WRITTEN INSTRUCTION: Write out each line from the data below that includes the word "this".

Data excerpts
◇ ◇ ◇
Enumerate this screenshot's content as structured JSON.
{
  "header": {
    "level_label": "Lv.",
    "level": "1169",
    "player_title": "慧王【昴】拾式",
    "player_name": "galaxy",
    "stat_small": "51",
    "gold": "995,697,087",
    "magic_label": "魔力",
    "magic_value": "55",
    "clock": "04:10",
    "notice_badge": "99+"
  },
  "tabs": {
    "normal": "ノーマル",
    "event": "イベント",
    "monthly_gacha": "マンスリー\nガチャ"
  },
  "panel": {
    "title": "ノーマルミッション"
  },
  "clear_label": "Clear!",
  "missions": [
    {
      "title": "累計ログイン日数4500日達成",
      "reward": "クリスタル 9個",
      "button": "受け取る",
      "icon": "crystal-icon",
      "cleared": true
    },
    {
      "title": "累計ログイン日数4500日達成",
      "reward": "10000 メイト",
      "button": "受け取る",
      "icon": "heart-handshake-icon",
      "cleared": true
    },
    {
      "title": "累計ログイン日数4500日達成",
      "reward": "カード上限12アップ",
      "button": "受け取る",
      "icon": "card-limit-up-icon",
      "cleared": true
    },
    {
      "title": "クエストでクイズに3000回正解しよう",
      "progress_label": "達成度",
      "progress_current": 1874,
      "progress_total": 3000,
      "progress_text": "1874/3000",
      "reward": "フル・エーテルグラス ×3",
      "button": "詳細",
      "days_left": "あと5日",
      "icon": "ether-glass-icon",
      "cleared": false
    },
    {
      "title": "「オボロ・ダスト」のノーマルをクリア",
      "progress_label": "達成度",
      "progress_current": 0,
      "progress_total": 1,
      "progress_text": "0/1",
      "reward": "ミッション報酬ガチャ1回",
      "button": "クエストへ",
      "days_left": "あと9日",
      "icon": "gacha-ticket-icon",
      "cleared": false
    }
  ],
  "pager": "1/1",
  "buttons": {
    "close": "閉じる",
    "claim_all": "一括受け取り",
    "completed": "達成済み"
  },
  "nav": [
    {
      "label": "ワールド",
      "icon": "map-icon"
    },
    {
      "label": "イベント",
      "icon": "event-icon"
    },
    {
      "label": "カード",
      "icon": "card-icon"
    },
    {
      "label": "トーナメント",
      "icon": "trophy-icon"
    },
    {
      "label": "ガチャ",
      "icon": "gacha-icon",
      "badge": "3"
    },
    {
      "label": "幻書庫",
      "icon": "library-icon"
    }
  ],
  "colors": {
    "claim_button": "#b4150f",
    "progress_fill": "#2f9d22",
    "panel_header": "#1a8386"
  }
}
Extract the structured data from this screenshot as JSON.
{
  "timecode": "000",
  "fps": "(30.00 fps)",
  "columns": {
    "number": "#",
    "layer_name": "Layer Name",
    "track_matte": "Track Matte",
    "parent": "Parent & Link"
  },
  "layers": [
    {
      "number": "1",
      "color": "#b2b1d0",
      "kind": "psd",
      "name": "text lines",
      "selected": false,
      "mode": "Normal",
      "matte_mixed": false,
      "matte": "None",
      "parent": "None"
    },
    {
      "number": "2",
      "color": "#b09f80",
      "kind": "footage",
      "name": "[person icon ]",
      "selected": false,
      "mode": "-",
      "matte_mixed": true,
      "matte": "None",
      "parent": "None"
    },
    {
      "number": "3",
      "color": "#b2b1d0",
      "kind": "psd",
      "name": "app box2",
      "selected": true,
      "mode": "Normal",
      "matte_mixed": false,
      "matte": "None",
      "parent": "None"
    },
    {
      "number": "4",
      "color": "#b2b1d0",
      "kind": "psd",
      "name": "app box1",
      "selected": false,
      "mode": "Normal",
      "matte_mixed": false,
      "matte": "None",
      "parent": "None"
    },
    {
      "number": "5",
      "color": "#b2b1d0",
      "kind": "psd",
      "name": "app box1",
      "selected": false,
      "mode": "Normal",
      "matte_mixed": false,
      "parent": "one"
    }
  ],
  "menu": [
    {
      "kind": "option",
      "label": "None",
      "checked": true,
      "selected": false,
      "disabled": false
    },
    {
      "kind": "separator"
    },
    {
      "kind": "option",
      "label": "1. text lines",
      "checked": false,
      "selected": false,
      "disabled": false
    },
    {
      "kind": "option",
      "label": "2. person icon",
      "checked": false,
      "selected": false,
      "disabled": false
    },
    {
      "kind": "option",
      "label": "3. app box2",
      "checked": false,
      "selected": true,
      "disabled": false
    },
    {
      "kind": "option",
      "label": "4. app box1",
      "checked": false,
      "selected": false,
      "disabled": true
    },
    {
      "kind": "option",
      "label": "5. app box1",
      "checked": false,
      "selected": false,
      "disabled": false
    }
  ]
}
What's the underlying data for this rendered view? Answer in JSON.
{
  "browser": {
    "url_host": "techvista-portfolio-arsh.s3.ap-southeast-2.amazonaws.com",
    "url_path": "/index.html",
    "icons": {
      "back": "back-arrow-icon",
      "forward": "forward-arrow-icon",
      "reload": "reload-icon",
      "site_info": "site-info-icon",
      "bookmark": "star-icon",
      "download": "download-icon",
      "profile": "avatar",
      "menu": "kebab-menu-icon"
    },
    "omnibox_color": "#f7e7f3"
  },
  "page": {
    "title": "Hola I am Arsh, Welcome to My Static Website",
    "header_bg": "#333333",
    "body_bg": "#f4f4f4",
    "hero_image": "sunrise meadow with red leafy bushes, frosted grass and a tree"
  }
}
◇ ◇ ◇
EXPECTED ANSWER:
Enumerate this screenshot's content as structured JSON.
Extract the structured data from this screenshot as JSON.
What's the underlying data for this rendered view? Answer in JSON.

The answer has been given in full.